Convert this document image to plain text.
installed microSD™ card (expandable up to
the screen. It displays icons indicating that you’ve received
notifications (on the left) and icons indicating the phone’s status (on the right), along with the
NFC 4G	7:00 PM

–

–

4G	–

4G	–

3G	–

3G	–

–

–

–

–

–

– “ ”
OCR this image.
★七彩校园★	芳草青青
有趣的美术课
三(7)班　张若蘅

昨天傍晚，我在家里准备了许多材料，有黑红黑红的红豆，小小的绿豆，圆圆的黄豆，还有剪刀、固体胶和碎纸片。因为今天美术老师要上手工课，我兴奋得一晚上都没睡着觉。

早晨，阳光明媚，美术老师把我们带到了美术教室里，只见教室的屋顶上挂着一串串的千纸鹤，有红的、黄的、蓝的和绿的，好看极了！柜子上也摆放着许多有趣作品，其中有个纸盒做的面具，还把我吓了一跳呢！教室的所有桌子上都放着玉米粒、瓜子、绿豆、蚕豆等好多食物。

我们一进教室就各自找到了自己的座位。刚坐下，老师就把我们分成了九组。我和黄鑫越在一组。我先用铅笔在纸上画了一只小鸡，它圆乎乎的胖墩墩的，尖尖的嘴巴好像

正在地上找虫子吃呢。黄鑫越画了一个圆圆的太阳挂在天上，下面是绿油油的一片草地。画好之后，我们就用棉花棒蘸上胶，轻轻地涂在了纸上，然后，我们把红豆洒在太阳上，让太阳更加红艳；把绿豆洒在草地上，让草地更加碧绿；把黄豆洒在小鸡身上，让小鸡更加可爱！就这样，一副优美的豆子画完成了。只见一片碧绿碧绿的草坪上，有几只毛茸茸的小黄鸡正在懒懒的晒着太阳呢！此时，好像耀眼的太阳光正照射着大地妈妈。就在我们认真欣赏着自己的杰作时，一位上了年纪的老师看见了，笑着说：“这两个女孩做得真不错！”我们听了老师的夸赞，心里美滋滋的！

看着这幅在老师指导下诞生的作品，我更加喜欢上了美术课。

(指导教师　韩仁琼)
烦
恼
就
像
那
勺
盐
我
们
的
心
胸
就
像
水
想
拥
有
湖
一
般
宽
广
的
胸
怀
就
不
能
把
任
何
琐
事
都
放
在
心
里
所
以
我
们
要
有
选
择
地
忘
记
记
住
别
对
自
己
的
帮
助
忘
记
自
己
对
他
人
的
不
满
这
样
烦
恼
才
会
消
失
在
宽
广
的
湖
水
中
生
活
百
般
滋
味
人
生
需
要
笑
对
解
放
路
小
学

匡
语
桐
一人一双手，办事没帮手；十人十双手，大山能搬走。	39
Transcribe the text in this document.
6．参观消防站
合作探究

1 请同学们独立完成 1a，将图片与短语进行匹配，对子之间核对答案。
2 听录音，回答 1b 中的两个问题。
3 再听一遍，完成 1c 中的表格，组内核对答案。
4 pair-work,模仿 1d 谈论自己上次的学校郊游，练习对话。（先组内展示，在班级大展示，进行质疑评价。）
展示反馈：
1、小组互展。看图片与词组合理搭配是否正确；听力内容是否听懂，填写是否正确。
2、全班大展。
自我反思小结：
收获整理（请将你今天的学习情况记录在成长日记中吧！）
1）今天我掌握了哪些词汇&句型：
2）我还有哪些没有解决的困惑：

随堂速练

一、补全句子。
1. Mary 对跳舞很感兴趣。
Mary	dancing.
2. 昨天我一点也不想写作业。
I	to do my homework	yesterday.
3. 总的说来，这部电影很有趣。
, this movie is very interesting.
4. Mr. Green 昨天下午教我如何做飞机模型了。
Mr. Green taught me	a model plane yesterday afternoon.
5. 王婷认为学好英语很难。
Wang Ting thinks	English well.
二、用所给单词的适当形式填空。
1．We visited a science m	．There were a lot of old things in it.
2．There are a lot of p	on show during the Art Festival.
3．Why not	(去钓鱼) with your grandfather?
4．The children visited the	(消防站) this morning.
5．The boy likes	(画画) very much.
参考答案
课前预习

........

*WRITTEN EXERCISE*. Say how many lines hold the word "indicating", giving the number and nothing else.

*ANSWER TO THIS EXERCISE*. 2